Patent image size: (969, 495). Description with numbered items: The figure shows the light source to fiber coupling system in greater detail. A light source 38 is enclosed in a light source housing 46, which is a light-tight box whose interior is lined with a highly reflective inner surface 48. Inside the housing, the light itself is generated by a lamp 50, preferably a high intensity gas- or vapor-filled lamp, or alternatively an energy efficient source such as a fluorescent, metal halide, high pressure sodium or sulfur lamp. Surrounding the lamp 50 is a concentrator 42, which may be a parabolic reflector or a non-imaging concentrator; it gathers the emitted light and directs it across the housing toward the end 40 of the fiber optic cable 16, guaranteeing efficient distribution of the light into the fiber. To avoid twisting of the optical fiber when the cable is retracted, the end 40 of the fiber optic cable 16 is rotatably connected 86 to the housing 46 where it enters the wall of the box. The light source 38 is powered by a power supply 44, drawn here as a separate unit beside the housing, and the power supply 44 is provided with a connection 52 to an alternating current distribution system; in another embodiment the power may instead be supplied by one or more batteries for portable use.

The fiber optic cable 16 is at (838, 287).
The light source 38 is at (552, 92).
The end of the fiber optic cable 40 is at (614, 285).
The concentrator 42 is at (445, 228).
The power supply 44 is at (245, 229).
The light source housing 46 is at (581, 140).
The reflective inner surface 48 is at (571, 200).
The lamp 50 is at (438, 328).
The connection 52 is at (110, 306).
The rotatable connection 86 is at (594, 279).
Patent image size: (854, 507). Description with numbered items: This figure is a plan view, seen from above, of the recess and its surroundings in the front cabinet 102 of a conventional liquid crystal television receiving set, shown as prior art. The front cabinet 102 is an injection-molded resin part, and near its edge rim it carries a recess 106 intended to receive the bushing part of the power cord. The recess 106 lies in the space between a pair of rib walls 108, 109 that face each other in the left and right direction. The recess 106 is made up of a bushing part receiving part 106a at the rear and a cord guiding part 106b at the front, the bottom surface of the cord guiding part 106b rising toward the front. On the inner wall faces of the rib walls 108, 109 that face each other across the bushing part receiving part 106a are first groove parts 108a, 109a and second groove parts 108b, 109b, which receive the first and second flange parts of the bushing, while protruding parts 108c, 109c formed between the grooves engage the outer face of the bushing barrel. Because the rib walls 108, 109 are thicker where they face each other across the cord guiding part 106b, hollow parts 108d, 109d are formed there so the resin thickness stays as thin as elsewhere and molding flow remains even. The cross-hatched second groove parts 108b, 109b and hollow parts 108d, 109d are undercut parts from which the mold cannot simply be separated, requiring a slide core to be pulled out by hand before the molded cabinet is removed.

**Task directions**
Rewrite the rows from the first one through the row containing "The concentrator 42 is at (445, 228).", replacing "enclosed" with "contained" and leaving everything else unchanged.

**Result**
Patent image size: (969, 495). Description with numbered items: The figure shows the light source to fiber coupling system in greater detail. A light source 38 is contained in a light source housing 46, which is a light-tight box whose interior is lined with a highly reflective inner surface 48. Inside the housing, the light itself is generated by a lamp 50, preferably a high intensity gas- or vapor-filled lamp, or alternatively an energy efficient source such as a fluorescent, metal halide, high pressure sodium or sulfur lamp. Surrounding the lamp 50 is a concentrator 42, which may be a parabolic reflector or a non-imaging concentrator; it gathers the emitted light and directs it across the housing toward the end 40 of the fiber optic cable 16, guaranteeing efficient distribution of the light into the fiber. To avoid twisting of the optical fiber when the cable is retracted, the end 40 of the fiber optic cable 16 is rotatably connected 86 to the housing 46 where it enters the wall of the box. The light source 38 is powered by a power supply 44, drawn here as a separate unit beside the housing, and the power supply 44 is provided with a connection 52 to an alternating current distribution system; in another embodiment the power may instead be supplied by one or more batteries for portable use.

The fiber optic cable 16 is at (838, 287).
The light source 38 is at (552, 92).
The end of the fiber optic cable 40 is at (614, 285).
The concentrator 42 is at (445, 228).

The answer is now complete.